**TASK GOAL**
Every line in the listing is to be echoed verbatim.

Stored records
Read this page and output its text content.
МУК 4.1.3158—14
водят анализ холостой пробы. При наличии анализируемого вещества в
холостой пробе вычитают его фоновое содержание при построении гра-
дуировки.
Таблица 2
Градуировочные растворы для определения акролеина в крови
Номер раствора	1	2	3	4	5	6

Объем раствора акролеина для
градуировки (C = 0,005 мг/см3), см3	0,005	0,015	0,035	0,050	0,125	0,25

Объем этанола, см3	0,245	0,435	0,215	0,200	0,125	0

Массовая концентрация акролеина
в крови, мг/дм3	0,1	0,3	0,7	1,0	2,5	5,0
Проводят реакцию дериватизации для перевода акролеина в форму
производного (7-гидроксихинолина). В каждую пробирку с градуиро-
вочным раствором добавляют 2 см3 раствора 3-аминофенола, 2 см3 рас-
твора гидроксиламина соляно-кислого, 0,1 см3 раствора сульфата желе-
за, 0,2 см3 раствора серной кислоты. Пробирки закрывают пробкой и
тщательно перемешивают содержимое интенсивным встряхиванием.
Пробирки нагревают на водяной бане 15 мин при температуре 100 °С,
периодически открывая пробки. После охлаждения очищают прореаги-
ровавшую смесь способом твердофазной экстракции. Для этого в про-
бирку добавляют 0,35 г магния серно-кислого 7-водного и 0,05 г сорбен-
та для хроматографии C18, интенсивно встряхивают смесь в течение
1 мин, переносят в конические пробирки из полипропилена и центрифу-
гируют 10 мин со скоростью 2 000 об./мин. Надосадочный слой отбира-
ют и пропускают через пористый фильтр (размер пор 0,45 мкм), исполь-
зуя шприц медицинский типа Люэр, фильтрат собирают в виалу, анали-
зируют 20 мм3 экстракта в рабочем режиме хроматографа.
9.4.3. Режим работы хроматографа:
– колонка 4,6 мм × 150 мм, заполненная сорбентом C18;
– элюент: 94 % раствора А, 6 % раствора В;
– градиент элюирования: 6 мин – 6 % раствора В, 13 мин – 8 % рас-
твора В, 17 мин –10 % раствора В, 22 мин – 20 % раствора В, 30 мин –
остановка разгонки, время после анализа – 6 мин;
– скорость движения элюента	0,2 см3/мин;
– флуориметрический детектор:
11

**WRITTEN REPLY**
Read this page and output its text content.
МУК 4.1.3158—14
водят анализ холостой пробы. При наличии анализируемого вещества в
холостой пробе вычитают его фоновое содержание при построении гра-
дуировки.
Таблица 2
Градуировочные растворы для определения акролеина в крови
Номер раствора	1	2	3	4	5	6

Объем раствора акролеина для
градуировки (C = 0,005 мг/см3), см3	0,005	0,015	0,035	0,050	0,125	0,25

Объем этанола, см3	0,245	0,435	0,215	0,200	0,125	0

Массовая концентрация акролеина
в крови, мг/дм3	0,1	0,3	0,7	1,0	2,5	5,0
Проводят реакцию дериватизации для перевода акролеина в форму
производного (7-гидроксихинолина). В каждую пробирку с градуиро-
вочным раствором добавляют 2 см3 раствора 3-аминофенола, 2 см3 рас-
твора гидроксиламина соляно-кислого, 0,1 см3 раствора сульфата желе-
за, 0,2 см3 раствора серной кислоты. Пробирки закрывают пробкой и
тщательно перемешивают содержимое интенсивным встряхиванием.
Пробирки нагревают на водяной бане 15 мин при температуре 100 °С,
периодически открывая пробки. После охлаждения очищают прореаги-
ровавшую смесь способом твердофазной экстракции. Для этого в про-
бирку добавляют 0,35 г магния серно-кислого 7-водного и 0,05 г сорбен-
та для хроматографии C18, интенсивно встряхивают смесь в течение
1 мин, переносят в конические пробирки из полипропилена и центрифу-
гируют 10 мин со скоростью 2 000 об./мин. Надосадочный слой отбира-
ют и пропускают через пористый фильтр (размер пор 0,45 мкм), исполь-
зуя шприц медицинский типа Люэр, фильтрат собирают в виалу, анали-
зируют 20 мм3 экстракта в рабочем режиме хроматографа.
9.4.3. Режим работы хроматографа:
– колонка 4,6 мм × 150 мм, заполненная сорбентом C18;
– элюент: 94 % раствора А, 6 % раствора В;
– градиент элюирования: 6 мин – 6 % раствора В, 13 мин – 8 % рас-
твора В, 17 мин –10 % раствора В, 22 мин – 20 % раствора В, 30 мин –
остановка разгонки, время после анализа – 6 мин;
– скорость движения элюента	0,2 см3/мин;
– флуориметрический детектор:
11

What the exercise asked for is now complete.